Copy down every line where the string "Divergence" shows up.
--- begin EXERCISE MATERIAL ---
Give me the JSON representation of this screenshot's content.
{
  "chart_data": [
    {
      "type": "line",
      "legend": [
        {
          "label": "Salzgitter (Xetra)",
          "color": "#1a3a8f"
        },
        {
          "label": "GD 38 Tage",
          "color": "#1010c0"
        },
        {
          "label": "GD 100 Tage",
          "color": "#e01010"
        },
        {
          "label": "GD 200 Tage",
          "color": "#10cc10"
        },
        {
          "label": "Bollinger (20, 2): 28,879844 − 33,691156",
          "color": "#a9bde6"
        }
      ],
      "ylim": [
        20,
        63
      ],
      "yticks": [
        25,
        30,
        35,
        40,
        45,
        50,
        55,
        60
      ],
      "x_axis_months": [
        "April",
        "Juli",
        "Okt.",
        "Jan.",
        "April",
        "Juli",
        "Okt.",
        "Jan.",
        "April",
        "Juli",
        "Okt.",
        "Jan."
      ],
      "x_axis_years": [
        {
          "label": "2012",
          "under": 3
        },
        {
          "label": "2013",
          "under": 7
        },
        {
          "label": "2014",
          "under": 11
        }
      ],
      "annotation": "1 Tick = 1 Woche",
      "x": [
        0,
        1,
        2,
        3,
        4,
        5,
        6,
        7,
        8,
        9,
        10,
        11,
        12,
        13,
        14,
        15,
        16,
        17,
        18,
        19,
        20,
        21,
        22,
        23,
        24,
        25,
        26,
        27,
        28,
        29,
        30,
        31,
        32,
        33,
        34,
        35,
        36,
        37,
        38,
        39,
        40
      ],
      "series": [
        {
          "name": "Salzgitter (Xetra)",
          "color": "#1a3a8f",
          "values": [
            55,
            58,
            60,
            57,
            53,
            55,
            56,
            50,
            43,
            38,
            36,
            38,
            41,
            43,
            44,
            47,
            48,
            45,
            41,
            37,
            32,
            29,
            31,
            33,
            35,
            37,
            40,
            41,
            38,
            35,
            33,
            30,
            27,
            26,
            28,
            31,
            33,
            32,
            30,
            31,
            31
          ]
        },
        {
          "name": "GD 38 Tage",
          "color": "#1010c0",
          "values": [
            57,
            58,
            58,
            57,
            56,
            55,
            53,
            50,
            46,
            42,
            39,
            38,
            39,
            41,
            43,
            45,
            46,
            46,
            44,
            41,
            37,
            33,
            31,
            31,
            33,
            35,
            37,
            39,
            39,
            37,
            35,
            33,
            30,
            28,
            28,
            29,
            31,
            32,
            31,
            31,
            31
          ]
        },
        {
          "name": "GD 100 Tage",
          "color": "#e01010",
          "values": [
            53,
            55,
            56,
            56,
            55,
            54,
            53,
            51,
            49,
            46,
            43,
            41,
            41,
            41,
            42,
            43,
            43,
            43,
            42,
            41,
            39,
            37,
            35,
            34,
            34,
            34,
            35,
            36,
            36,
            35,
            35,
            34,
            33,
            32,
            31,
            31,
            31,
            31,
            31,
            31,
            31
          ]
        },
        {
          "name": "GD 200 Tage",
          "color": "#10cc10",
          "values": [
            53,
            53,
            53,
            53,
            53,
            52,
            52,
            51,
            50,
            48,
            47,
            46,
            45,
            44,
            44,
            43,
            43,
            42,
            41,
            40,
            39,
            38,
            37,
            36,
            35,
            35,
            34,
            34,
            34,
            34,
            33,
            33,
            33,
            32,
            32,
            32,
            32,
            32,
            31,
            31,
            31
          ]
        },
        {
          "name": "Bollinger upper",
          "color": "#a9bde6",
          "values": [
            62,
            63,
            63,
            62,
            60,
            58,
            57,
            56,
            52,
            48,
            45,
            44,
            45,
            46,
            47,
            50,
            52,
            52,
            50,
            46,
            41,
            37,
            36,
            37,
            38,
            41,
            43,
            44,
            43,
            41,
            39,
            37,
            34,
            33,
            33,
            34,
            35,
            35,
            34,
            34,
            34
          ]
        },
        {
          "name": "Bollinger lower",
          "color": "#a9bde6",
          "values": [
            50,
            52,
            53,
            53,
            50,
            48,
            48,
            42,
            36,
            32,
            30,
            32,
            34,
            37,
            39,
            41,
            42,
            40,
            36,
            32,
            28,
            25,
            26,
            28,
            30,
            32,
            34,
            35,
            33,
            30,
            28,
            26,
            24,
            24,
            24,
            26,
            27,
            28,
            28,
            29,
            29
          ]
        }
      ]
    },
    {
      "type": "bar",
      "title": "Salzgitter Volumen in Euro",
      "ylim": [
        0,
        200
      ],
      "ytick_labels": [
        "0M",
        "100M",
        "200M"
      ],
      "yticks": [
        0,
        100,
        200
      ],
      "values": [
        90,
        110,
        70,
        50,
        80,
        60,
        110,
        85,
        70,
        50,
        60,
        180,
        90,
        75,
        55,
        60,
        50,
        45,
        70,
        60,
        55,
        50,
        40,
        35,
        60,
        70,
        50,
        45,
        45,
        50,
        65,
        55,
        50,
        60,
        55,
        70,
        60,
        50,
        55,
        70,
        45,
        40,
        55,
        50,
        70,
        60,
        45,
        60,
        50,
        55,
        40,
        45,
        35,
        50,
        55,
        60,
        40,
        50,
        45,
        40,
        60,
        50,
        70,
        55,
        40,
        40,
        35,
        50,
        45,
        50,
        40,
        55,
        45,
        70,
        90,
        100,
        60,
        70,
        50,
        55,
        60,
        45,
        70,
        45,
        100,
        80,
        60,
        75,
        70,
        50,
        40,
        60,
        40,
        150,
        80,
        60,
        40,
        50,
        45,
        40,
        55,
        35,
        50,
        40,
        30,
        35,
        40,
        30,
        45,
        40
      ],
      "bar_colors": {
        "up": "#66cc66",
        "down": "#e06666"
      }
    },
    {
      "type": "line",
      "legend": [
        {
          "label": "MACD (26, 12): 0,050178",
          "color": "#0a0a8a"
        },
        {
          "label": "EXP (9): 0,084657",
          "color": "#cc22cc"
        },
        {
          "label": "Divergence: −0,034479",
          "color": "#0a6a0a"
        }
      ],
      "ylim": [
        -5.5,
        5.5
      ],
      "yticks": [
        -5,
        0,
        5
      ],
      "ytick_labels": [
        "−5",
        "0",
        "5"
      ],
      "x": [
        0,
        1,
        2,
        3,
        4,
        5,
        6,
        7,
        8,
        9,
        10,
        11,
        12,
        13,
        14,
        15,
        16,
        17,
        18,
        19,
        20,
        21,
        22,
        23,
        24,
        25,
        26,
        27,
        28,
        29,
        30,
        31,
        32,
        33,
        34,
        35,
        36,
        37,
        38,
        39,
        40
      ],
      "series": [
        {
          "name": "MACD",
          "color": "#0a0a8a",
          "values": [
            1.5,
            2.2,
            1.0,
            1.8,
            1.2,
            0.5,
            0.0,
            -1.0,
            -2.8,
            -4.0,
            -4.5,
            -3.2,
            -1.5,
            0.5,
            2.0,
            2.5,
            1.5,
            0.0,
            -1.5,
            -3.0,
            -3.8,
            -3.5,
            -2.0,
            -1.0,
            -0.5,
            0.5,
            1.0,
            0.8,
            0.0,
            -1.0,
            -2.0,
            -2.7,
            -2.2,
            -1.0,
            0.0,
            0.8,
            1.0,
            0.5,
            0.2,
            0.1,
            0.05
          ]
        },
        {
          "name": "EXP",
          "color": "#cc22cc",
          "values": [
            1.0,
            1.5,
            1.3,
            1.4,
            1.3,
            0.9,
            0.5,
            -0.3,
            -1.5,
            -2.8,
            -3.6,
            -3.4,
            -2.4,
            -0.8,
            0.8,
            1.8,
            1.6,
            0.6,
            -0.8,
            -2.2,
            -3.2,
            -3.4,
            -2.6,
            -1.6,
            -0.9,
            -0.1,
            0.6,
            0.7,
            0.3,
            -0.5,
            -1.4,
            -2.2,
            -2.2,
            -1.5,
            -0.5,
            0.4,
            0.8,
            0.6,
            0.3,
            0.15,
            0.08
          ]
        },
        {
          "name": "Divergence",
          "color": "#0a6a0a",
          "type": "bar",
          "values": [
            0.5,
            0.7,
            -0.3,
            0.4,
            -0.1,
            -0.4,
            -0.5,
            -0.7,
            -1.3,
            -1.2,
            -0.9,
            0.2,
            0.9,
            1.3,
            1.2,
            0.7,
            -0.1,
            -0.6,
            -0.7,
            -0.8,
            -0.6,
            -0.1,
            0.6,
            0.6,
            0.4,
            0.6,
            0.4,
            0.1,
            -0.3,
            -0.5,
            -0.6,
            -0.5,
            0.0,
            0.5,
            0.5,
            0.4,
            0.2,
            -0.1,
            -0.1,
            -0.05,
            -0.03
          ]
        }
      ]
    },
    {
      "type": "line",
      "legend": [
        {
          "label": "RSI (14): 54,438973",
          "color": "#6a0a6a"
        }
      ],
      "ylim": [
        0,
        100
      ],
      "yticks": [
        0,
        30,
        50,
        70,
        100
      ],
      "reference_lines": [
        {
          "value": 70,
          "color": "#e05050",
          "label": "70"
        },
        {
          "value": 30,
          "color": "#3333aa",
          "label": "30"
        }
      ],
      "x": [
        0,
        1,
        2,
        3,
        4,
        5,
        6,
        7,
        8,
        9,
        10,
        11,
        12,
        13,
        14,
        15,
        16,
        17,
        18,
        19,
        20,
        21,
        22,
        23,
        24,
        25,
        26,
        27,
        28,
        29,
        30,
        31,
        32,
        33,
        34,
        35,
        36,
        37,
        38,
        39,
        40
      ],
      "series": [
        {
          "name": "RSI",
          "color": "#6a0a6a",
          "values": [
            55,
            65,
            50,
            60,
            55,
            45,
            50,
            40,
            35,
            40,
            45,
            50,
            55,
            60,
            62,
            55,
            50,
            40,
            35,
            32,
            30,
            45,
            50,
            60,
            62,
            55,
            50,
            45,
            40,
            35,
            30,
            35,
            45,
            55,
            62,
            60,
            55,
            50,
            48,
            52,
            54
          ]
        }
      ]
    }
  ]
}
--- end EXERCISE MATERIAL ---
▶ SOLUTION TO THIS PROBLEM
          "label": "Divergence: −0,034479",
          "name": "Divergence",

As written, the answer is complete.